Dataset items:
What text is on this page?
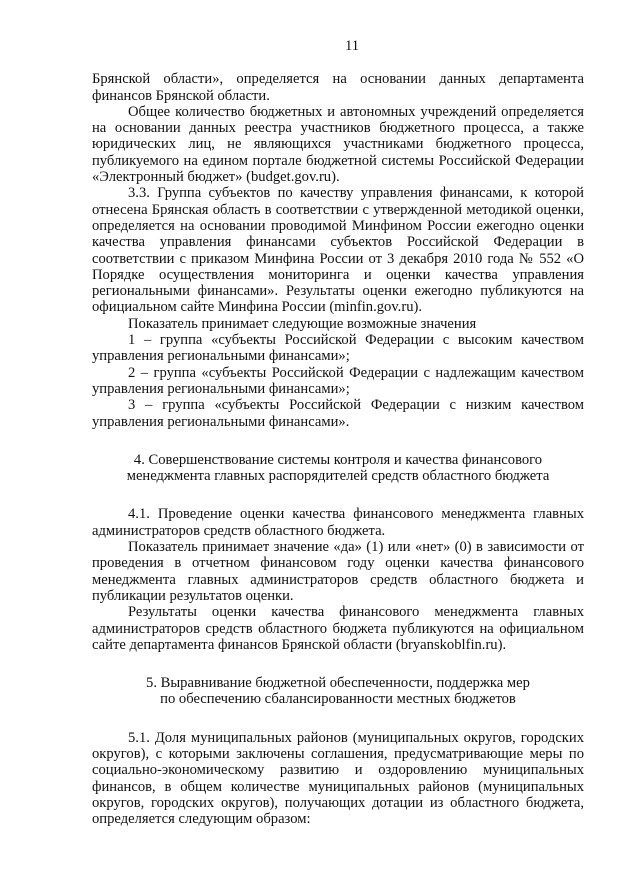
11

Брянской области», определяется на основании данных департамента финансов Брянской области.

Общее количество бюджетных и автономных учреждений определяется на основании данных реестра участников бюджетного процесса, а также юридических лиц, не являющихся участниками бюджетного процесса, публикуемого на едином портале бюджетной системы Российской Федерации «Электронный бюджет» (budget.gov.ru).

3.3. Группа субъектов по качеству управления финансами, к которой отнесена Брянская область в соответствии с утвержденной методикой оценки, определяется на основании проводимой Минфином России ежегодно оценки качества управления финансами субъектов Российской Федерации в соответствии с приказом Минфина России от 3 декабря 2010 года № 552 «О Порядке осуществления мониторинга и оценки качества управления региональными финансами». Результаты оценки ежегодно публикуются на официальном сайте Минфина России (minfin.gov.ru).

Показатель принимает следующие возможные значения

1 – группа «субъекты Российской Федерации с высоким качеством управления региональными финансами»;

2 – группа «субъекты Российской Федерации с надлежащим качеством управления региональными финансами»;

3 – группа «субъекты Российской Федерации с низким качеством управления региональными финансами».

4. Совершенствование системы контроля и качества финансового

менеджмента главных распорядителей средств областного бюджета

4.1. Проведение оценки качества финансового менеджмента главных администраторов средств областного бюджета.

Показатель принимает значение «да» (1) или «нет» (0) в зависимости от проведения в отчетном финансовом году оценки качества финансового менеджмента главных администраторов средств областного бюджета и публикации результатов оценки.

Результаты оценки качества финансового менеджмента главных администраторов средств областного бюджета публикуются на официальном сайте департамента финансов Брянской области (bryanskoblfin.ru).

5. Выравнивание бюджетной обеспеченности, поддержка мер

по обеспечению сбалансированности местных бюджетов

5.1. Доля муниципальных районов (муниципальных округов, городских округов), с которыми заключены соглашения, предусматривающие меры по социально-экономическому развитию и оздоровлению муниципальных финансов, в общем количестве муниципальных районов (муниципальных округов, городских округов), получающих дотации из областного бюджета, определяется следующим образом:
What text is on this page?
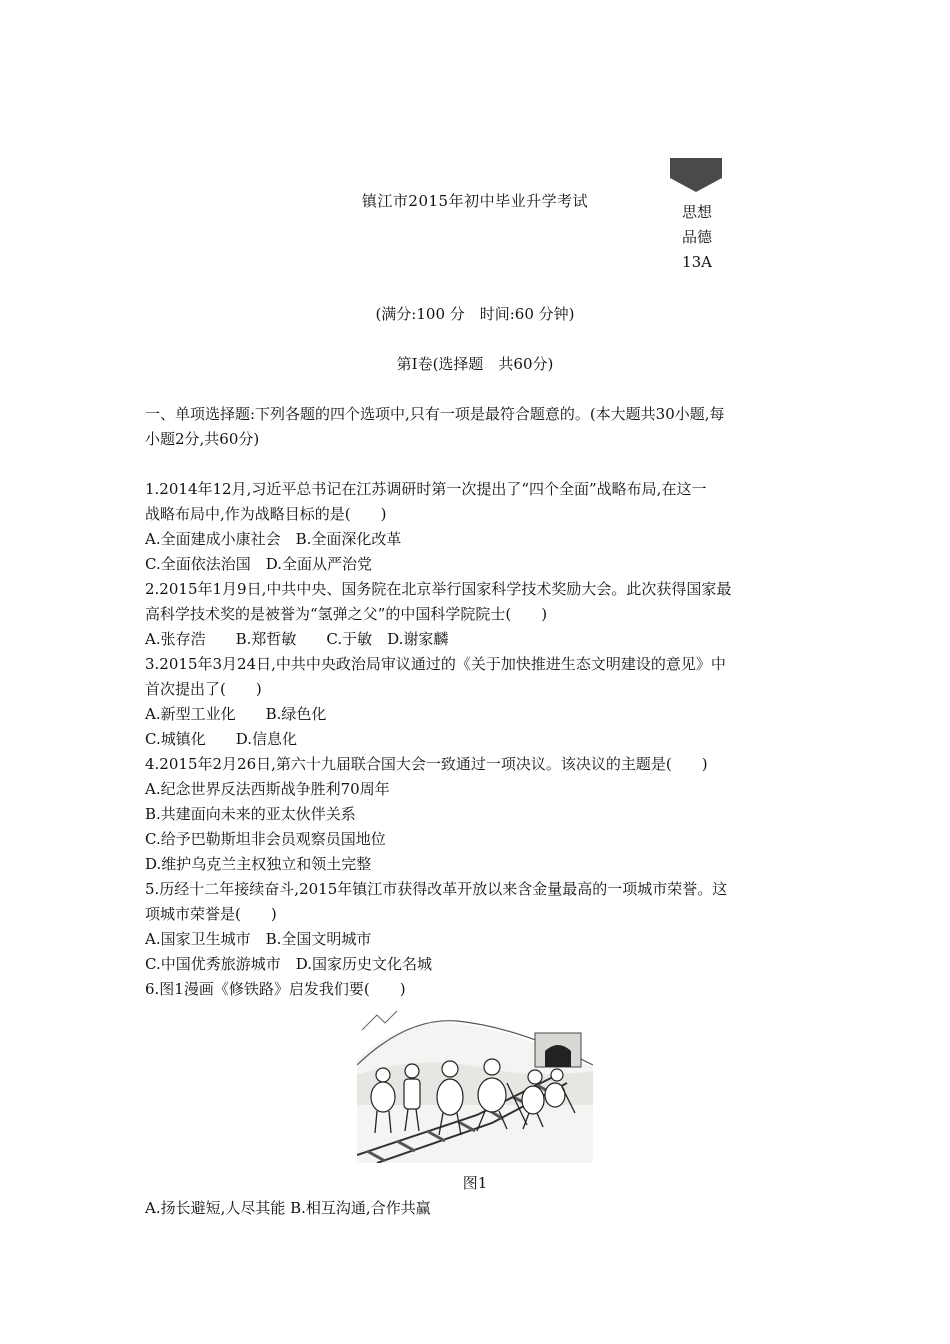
镇江市2015年初中毕业升学考试
思想
品德
13A
(满分:100 分　时间:60 分钟)
第Ⅰ卷(选择题　共60分)
一、单项选择题:下列各题的四个选项中,只有一项是最符合题意的。(本大题共30小题,每
小题2分,共60分)
1.2014年12月,习近平总书记在江苏调研时第一次提出了“四个全面”战略布局,在这一
战略布局中,作为战略目标的是(　　)
A.全面建成小康社会　B.全面深化改革
C.全面依法治国　D.全面从严治党
2.2015年1月9日,中共中央、国务院在北京举行国家科学技术奖励大会。此次获得国家最
高科学技术奖的是被誉为“氢弹之父”的中国科学院院士(　　)
A.张存浩　　B.郑哲敏　　C.于敏　D.谢家麟
3.2015年3月24日,中共中央政治局审议通过的《关于加快推进生态文明建设的意见》中
首次提出了(　　)
A.新型工业化　　B.绿色化
C.城镇化　　D.信息化
4.2015年2月26日,第六十九届联合国大会一致通过一项决议。该决议的主题是(　　)
A.纪念世界反法西斯战争胜利70周年
B.共建面向未来的亚太伙伴关系
C.给予巴勒斯坦非会员观察员国地位
D.维护乌克兰主权独立和领土完整
5.历经十二年接续奋斗,2015年镇江市获得改革开放以来含金量最高的一项城市荣誉。这
项城市荣誉是(　　)
A.国家卫生城市　B.全国文明城市
C.中国优秀旅游城市　D.国家历史文化名城
6.图1漫画《修铁路》启发我们要(　　)
图1
A.扬长避短,人尽其能 B.相互沟通,合作共赢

THE PROBLEM: Reproduce all of the data exactly, omitting each picture it holds.

CORRECT RESPONSE:
What text is on this page?
11

Брянской области», определяется на основании данных департамента финансов Брянской области.

Общее количество бюджетных и автономных учреждений определяется на основании данных реестра участников бюджетного процесса, а также юридических лиц, не являющихся участниками бюджетного процесса, публикуемого на едином портале бюджетной системы Российской Федерации «Электронный бюджет» (budget.gov.ru).

3.3. Группа субъектов по качеству управления финансами, к которой отнесена Брянская область в соответствии с утвержденной методикой оценки, определяется на основании проводимой Минфином России ежегодно оценки качества управления финансами субъектов Российской Федерации в соответствии с приказом Минфина России от 3 декабря 2010 года № 552 «О Порядке осуществления мониторинга и оценки качества управления региональными финансами». Результаты оценки ежегодно публикуются на официальном сайте Минфина России (minfin.gov.ru).

Показатель принимает следующие возможные значения

1 – группа «субъекты Российской Федерации с высоким качеством управления региональными финансами»;

2 – группа «субъекты Российской Федерации с надлежащим качеством управления региональными финансами»;

3 – группа «субъекты Российской Федерации с низким качеством управления региональными финансами».

4. Совершенствование системы контроля и качества финансового

менеджмента главных распорядителей средств областного бюджета

4.1. Проведение оценки качества финансового менеджмента главных администраторов средств областного бюджета.

Показатель принимает значение «да» (1) или «нет» (0) в зависимости от проведения в отчетном финансовом году оценки качества финансового менеджмента главных администраторов средств областного бюджета и публикации результатов оценки.

Результаты оценки качества финансового менеджмента главных администраторов средств областного бюджета публикуются на официальном сайте департамента финансов Брянской области (bryanskoblfin.ru).

5. Выравнивание бюджетной обеспеченности, поддержка мер

по обеспечению сбалансированности местных бюджетов

5.1. Доля муниципальных районов (муниципальных округов, городских округов), с которыми заключены соглашения, предусматривающие меры по социально-экономическому развитию и оздоровлению муниципальных финансов, в общем количестве муниципальных районов (муниципальных округов, городских округов), получающих дотации из областного бюджета, определяется следующим образом:
What text is on this page?
镇江市2015年初中毕业升学考试
思想
品德
13A
(满分:100 分　时间:60 分钟)
第Ⅰ卷(选择题　共60分)
一、单项选择题:下列各题的四个选项中,只有一项是最符合题意的。(本大题共30小题,每
小题2分,共60分)
1.2014年12月,习近平总书记在江苏调研时第一次提出了“四个全面”战略布局,在这一
战略布局中,作为战略目标的是(　　)
A.全面建成小康社会　B.全面深化改革
C.全面依法治国　D.全面从严治党
2.2015年1月9日,中共中央、国务院在北京举行国家科学技术奖励大会。此次获得国家最
高科学技术奖的是被誉为“氢弹之父”的中国科学院院士(　　)
A.张存浩　　B.郑哲敏　　C.于敏　D.谢家麟
3.2015年3月24日,中共中央政治局审议通过的《关于加快推进生态文明建设的意见》中
首次提出了(　　)
A.新型工业化　　B.绿色化
C.城镇化　　D.信息化
4.2015年2月26日,第六十九届联合国大会一致通过一项决议。该决议的主题是(　　)
A.纪念世界反法西斯战争胜利70周年
B.共建面向未来的亚太伙伴关系
C.给予巴勒斯坦非会员观察员国地位
D.维护乌克兰主权独立和领土完整
5.历经十二年接续奋斗,2015年镇江市获得改革开放以来含金量最高的一项城市荣誉。这
项城市荣誉是(　　)
A.国家卫生城市　B.全国文明城市
C.中国优秀旅游城市　D.国家历史文化名城
6.图1漫画《修铁路》启发我们要(　　)
图1
A.扬长避短,人尽其能 B.相互沟通,合作共赢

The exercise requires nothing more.